Exercise description
Please pull out every line that includes the string "중위연령".

Data extract

[start]

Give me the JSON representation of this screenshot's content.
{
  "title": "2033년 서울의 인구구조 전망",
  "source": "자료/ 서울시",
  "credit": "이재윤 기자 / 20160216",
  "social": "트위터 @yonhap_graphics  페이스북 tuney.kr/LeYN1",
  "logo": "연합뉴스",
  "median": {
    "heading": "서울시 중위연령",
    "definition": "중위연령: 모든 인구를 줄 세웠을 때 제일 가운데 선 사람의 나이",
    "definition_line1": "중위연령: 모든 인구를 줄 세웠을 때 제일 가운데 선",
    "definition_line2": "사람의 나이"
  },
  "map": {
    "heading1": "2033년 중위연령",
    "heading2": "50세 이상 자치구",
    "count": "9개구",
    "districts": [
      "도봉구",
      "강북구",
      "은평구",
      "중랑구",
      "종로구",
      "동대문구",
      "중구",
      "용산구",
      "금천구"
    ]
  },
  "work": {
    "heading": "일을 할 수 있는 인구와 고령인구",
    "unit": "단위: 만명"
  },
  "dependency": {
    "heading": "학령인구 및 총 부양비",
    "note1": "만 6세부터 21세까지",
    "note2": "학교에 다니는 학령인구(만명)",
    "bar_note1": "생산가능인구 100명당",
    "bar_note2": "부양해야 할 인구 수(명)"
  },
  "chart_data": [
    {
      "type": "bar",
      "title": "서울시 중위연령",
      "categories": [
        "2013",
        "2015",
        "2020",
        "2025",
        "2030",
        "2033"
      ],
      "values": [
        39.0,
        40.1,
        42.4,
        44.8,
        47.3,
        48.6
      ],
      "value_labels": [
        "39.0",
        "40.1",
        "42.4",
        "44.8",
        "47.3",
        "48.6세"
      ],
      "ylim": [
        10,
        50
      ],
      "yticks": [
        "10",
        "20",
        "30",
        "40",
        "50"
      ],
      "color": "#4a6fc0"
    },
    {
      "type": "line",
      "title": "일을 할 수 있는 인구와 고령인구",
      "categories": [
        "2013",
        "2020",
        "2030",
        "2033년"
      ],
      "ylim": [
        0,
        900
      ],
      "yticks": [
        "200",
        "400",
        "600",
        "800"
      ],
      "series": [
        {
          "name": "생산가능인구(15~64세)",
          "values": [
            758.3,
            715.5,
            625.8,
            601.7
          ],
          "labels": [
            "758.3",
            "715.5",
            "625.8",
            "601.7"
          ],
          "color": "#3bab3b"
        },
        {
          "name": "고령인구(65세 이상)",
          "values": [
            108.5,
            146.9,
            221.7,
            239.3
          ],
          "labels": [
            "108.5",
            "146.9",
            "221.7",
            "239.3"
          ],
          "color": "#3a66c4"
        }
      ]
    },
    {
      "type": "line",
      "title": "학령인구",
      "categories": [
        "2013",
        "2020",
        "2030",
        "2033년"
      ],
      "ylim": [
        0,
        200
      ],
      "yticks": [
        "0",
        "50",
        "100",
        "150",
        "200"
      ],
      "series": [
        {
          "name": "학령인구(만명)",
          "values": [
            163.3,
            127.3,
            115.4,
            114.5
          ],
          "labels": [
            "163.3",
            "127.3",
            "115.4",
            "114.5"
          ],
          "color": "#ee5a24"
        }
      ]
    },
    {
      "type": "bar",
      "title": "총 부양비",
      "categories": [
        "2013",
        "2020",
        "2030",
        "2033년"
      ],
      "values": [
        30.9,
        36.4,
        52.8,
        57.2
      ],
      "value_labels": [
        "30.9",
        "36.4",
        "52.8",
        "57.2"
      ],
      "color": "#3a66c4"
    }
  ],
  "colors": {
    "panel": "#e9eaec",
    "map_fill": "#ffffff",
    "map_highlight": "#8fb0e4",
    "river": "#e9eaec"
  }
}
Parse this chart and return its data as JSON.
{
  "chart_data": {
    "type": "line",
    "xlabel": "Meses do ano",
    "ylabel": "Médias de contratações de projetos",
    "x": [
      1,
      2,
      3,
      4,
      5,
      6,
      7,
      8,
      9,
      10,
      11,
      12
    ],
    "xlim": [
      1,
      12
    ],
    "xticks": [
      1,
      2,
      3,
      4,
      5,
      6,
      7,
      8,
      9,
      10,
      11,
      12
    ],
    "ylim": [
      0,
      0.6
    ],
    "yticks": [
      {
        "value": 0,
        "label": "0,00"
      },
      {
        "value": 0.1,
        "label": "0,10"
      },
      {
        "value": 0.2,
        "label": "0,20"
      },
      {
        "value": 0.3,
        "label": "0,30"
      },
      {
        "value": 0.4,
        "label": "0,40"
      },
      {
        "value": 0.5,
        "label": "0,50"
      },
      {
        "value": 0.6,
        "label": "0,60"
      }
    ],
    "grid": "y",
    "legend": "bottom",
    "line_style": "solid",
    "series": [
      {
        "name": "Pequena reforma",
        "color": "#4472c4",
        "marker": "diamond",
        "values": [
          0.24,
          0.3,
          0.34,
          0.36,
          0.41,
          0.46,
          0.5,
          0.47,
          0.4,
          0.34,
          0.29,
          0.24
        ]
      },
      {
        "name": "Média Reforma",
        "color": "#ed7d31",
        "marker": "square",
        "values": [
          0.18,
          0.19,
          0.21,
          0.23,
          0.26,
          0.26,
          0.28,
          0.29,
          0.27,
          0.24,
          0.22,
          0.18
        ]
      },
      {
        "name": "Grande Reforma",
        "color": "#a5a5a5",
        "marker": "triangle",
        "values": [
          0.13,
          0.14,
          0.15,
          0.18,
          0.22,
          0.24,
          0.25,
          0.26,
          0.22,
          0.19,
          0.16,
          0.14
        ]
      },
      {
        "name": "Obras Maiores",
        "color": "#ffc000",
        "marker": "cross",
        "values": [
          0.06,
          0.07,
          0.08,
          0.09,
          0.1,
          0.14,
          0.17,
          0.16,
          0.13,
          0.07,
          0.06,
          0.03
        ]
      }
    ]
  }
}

[end]

Task output
    "heading": "서울시 중위연령",
    "definition": "중위연령: 모든 인구를 줄 세웠을 때 제일 가운데 선 사람의 나이",
    "definition_line1": "중위연령: 모든 인구를 줄 세웠을 때 제일 가운데 선",
    "heading1": "2033년 중위연령",
      "title": "서울시 중위연령",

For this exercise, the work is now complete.